Wherever the word "Hordaland" appears in a line, extract that line.

-=-=-=-=-

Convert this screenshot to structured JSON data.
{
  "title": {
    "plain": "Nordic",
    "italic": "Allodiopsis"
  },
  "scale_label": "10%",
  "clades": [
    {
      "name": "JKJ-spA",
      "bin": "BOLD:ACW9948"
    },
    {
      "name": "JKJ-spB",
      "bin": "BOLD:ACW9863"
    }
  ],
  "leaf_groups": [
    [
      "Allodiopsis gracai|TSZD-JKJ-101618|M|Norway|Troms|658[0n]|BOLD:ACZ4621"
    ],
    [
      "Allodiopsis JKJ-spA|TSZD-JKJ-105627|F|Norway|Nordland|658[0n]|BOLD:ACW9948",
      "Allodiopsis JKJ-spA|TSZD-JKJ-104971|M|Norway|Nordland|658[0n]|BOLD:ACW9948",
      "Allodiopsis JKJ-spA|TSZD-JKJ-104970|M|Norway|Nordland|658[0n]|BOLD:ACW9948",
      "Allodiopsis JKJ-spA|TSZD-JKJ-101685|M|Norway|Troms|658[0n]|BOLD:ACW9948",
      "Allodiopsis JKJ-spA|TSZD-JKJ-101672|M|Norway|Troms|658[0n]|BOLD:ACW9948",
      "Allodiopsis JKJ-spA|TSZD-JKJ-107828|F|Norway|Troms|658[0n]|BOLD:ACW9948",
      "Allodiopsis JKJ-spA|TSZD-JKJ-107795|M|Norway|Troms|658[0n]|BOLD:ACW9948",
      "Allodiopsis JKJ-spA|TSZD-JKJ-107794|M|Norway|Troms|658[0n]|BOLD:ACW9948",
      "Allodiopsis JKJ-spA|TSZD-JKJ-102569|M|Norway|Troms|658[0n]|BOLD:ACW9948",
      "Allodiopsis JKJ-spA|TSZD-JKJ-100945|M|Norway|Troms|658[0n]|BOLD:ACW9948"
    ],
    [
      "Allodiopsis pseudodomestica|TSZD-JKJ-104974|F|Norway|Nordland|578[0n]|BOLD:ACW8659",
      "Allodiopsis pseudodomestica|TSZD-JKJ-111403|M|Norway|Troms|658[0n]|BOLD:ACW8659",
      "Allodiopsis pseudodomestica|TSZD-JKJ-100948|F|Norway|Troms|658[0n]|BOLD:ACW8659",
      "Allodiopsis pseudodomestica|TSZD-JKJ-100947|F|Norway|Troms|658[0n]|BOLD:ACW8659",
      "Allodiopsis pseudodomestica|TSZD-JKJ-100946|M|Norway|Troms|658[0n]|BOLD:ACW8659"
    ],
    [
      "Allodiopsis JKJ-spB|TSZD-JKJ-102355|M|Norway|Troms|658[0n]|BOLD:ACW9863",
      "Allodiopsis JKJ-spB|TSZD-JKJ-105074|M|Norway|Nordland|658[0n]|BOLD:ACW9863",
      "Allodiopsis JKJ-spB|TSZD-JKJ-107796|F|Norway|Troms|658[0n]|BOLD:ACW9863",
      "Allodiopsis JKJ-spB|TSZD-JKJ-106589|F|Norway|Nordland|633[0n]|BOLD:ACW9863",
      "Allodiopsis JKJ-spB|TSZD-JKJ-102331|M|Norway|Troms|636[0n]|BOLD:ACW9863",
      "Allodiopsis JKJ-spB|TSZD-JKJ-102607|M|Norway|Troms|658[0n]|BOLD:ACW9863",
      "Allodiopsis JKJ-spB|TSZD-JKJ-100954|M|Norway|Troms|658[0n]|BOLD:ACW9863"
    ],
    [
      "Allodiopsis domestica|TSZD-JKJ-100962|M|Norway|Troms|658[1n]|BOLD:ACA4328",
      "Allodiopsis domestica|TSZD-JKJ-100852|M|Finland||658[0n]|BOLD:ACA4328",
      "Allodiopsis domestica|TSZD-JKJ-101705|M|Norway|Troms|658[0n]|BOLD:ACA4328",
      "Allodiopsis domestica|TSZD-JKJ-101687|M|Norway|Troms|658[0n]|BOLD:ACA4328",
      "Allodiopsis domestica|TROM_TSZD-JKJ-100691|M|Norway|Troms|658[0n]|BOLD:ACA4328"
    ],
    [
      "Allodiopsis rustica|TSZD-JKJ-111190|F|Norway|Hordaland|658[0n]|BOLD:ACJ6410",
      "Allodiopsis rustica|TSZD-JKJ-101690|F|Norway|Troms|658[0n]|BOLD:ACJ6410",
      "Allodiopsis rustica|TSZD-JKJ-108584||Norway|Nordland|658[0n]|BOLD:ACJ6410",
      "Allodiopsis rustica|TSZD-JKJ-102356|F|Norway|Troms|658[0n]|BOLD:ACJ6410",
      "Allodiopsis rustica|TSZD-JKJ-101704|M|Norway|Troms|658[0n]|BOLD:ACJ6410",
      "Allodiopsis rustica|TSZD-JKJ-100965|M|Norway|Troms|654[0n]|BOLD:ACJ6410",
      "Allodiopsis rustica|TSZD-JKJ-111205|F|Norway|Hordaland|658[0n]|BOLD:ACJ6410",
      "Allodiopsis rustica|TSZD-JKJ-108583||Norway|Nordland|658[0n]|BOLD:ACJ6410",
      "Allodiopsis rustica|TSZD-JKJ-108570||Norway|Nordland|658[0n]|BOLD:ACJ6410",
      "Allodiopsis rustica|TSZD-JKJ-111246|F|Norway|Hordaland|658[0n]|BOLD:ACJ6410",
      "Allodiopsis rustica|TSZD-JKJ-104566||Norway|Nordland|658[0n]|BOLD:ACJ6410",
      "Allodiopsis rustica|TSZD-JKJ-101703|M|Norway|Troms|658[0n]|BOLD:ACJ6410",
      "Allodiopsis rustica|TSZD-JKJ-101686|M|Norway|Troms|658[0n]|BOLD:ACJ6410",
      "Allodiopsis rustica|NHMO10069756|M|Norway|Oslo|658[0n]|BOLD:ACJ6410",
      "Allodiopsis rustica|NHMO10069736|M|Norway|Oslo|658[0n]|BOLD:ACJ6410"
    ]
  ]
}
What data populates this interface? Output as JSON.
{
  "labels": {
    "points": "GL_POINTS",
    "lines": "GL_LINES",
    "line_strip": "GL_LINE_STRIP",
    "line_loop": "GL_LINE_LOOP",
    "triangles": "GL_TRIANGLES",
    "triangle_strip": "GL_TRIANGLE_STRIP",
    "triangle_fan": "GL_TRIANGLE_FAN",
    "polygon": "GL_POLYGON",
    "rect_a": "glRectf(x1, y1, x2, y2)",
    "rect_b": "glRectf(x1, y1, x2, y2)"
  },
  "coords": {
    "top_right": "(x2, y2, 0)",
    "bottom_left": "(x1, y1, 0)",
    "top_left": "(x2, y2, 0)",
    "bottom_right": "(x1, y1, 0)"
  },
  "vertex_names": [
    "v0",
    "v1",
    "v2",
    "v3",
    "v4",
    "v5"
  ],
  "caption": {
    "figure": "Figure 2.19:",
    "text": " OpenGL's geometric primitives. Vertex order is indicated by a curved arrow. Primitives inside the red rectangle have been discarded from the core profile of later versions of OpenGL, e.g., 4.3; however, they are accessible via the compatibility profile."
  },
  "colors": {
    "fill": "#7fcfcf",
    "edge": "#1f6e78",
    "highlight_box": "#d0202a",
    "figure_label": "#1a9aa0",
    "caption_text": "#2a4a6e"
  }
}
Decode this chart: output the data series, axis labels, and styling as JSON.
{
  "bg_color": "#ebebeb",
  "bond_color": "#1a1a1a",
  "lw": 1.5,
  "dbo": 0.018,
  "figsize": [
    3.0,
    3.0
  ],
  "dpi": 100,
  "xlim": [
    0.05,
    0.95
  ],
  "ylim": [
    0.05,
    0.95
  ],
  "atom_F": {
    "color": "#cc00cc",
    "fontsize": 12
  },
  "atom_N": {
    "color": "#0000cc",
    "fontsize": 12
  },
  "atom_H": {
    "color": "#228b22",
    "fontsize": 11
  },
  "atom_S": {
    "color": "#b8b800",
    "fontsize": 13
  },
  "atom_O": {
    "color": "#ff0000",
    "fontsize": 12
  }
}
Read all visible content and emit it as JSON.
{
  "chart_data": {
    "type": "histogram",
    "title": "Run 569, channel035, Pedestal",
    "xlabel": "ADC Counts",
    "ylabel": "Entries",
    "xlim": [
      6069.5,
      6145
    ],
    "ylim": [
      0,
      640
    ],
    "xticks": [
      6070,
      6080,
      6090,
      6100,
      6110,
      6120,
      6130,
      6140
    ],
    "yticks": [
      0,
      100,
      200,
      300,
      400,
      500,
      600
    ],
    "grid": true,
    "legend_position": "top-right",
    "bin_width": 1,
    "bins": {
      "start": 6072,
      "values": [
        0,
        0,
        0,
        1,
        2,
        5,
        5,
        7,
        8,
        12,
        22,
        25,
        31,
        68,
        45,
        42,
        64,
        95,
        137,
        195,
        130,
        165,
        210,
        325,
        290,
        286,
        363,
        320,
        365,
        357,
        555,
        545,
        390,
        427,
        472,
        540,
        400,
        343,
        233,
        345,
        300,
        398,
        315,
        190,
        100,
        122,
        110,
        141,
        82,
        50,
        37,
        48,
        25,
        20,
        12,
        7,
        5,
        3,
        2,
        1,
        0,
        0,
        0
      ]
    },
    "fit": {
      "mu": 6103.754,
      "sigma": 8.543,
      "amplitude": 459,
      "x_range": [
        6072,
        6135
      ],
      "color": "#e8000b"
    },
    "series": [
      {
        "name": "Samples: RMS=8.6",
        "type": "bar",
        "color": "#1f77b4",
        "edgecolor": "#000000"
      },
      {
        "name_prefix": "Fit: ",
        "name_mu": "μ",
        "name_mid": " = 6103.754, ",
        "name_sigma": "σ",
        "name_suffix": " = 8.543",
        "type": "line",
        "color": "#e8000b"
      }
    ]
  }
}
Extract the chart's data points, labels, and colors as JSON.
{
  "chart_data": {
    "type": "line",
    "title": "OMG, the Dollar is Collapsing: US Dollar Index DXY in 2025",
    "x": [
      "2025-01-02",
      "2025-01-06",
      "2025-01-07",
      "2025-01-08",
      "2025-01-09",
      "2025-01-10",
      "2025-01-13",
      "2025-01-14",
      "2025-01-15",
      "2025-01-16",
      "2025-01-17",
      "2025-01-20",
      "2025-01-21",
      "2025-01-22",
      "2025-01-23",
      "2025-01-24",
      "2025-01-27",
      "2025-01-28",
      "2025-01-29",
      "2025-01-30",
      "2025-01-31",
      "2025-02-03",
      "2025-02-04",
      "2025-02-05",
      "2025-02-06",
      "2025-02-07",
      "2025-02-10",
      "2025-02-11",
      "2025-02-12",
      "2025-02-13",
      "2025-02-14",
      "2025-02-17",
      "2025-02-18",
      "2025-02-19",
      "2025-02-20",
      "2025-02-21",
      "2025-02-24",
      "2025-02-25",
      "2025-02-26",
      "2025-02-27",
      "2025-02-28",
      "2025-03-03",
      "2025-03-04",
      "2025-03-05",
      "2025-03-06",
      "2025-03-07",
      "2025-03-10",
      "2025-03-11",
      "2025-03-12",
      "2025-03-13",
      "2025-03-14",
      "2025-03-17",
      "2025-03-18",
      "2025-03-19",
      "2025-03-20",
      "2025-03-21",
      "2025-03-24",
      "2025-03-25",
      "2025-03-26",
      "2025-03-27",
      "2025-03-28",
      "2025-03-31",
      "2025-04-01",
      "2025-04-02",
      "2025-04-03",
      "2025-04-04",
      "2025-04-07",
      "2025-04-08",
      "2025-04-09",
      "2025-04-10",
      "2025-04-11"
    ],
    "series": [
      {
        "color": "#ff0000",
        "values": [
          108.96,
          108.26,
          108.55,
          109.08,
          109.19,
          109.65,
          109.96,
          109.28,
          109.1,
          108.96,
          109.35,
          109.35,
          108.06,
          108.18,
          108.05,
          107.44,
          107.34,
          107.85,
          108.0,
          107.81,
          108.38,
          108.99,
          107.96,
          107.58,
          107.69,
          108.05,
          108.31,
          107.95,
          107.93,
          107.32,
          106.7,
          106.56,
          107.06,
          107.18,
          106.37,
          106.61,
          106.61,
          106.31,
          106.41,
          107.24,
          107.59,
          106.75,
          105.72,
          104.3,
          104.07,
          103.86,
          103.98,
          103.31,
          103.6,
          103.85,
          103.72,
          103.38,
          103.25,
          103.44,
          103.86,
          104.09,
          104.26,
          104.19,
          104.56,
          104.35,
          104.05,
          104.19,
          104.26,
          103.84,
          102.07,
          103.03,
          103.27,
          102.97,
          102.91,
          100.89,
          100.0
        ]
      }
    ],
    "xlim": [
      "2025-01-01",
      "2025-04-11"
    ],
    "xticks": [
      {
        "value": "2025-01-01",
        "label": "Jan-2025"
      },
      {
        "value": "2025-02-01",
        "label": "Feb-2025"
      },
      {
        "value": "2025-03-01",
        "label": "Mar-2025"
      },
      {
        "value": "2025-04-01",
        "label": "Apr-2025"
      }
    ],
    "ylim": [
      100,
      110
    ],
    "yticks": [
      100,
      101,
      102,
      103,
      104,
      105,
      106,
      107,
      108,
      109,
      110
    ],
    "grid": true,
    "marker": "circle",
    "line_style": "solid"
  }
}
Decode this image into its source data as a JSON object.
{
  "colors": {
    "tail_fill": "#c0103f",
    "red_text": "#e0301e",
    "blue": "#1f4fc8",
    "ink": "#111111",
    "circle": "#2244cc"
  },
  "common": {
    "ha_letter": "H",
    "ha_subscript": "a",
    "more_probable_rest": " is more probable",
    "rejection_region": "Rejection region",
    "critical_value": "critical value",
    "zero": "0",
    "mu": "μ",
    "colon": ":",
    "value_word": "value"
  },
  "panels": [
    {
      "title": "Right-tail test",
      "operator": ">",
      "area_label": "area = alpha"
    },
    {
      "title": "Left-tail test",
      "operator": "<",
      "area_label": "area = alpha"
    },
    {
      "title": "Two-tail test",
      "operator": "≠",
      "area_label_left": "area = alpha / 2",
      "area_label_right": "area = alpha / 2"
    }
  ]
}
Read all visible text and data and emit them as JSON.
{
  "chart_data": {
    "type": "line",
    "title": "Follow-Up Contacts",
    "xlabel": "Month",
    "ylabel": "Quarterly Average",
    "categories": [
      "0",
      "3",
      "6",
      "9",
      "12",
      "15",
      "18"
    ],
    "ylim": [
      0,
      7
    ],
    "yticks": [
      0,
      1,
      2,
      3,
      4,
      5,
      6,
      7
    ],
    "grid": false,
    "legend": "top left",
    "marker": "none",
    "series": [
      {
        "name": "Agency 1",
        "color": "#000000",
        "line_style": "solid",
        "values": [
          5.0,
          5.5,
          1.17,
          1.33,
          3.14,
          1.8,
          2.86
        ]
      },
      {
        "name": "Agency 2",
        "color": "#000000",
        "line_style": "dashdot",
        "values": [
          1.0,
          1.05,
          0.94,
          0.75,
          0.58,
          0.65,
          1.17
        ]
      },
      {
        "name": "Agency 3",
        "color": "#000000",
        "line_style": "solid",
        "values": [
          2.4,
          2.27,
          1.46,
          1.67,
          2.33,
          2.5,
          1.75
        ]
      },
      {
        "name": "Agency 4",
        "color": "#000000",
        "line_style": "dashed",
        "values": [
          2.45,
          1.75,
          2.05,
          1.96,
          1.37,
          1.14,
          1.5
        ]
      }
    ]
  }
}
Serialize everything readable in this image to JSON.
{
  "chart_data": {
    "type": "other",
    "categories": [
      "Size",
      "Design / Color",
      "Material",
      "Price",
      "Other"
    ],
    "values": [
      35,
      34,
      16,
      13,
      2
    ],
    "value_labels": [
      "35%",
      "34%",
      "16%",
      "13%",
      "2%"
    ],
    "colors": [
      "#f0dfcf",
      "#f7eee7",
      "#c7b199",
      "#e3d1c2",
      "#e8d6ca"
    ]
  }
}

-=-=-=-=-

WRITTEN RESPONSE.
      "Allodiopsis rustica|TSZD-JKJ-111190|F|Norway|Hordaland|658[0n]|BOLD:ACJ6410",
      "Allodiopsis rustica|TSZD-JKJ-111205|F|Norway|Hordaland|658[0n]|BOLD:ACJ6410",
      "Allodiopsis rustica|TSZD-JKJ-111246|F|Norway|Hordaland|658[0n]|BOLD:ACJ6410",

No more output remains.